= Task brief =
Skip the images and copy each record exactly as written.
──────
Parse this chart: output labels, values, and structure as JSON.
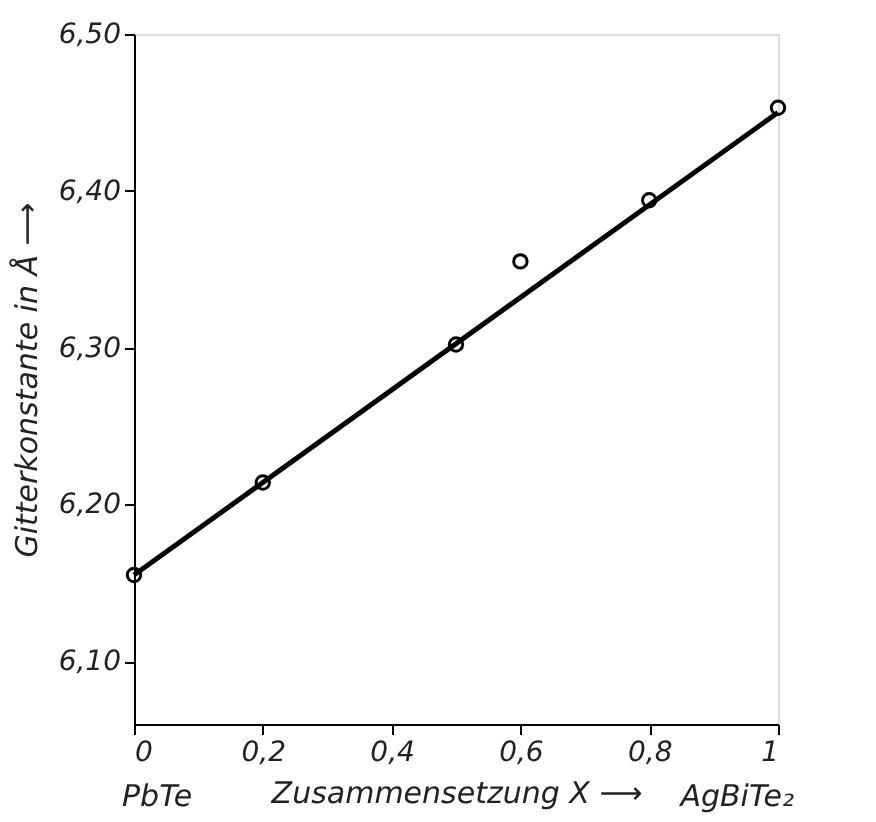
{
  "chart_data": {
    "type": "scatter",
    "xlabel": "Zusammensetzung X ⟶",
    "ylabel": "Gitterkonstante in Å ⟶",
    "annotations": [
      "PbTe",
      "AgBiTe₂"
    ],
    "xlim": [
      0,
      1
    ],
    "xticks": [
      {
        "value": 0,
        "label": "0"
      },
      {
        "value": 0.2,
        "label": "0,2"
      },
      {
        "value": 0.4,
        "label": "0,4"
      },
      {
        "value": 0.6,
        "label": "0,6"
      },
      {
        "value": 0.8,
        "label": "0,8"
      },
      {
        "value": 1,
        "label": "1"
      }
    ],
    "ylim": [
      6.06,
      6.5
    ],
    "yticks": [
      {
        "value": 6.1,
        "label": "6,10"
      },
      {
        "value": 6.2,
        "label": "6,20"
      },
      {
        "value": 6.3,
        "label": "6,30"
      },
      {
        "value": 6.4,
        "label": "6,40"
      },
      {
        "value": 6.5,
        "label": "6,50"
      }
    ],
    "grid": false,
    "marker": "circle",
    "series": [
      {
        "color": "#000000",
        "x": [
          0,
          0.2,
          0.5,
          0.6,
          0.8,
          1
        ],
        "values": [
          6.155,
          6.214,
          6.302,
          6.355,
          6.394,
          6.453
        ]
      },
      {
        "type": "line",
        "color": "#000000",
        "marker": "none",
        "line_style": "solid",
        "x": [
          0,
          1
        ],
        "values": [
          6.155,
          6.45
        ]
      }
    ]
  }
}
──────
= Solution =
Parse this chart: output labels, values, and structure as JSON.
{
  "chart_data": {
    "type": "scatter",
    "xlabel": "Zusammensetzung X ⟶",
    "ylabel": "Gitterkonstante in Å ⟶",
    "annotations": [
      "PbTe",
      "AgBiTe₂"
    ],
    "xlim": [
      0,
      1
    ],
    "xticks": [
      {
        "value": 0,
        "label": "0"
      },
      {
        "value": 0.2,
        "label": "0,2"
      },
      {
        "value": 0.4,
        "label": "0,4"
      },
      {
        "value": 0.6,
        "label": "0,6"
      },
      {
        "value": 0.8,
        "label": "0,8"
      },
      {
        "value": 1,
        "label": "1"
      }
    ],
    "ylim": [
      6.06,
      6.5
    ],
    "yticks": [
      {
        "value": 6.1,
        "label": "6,10"
      },
      {
        "value": 6.2,
        "label": "6,20"
      },
      {
        "value": 6.3,
        "label": "6,30"
      },
      {
        "value": 6.4,
        "label": "6,40"
      },
      {
        "value": 6.5,
        "label": "6,50"
      }
    ],
    "grid": false,
    "marker": "circle",
    "series": [
      {
        "color": "#000000",
        "x": [
          0,
          0.2,
          0.5,
          0.6,
          0.8,
          1
        ],
        "values": [
          6.155,
          6.214,
          6.302,
          6.355,
          6.394,
          6.453
        ]
      },
      {
        "type": "line",
        "color": "#000000",
        "marker": "none",
        "line_style": "solid",
        "x": [
          0,
          1
        ],
        "values": [
          6.155,
          6.45
        ]
      }
    ]
  }
}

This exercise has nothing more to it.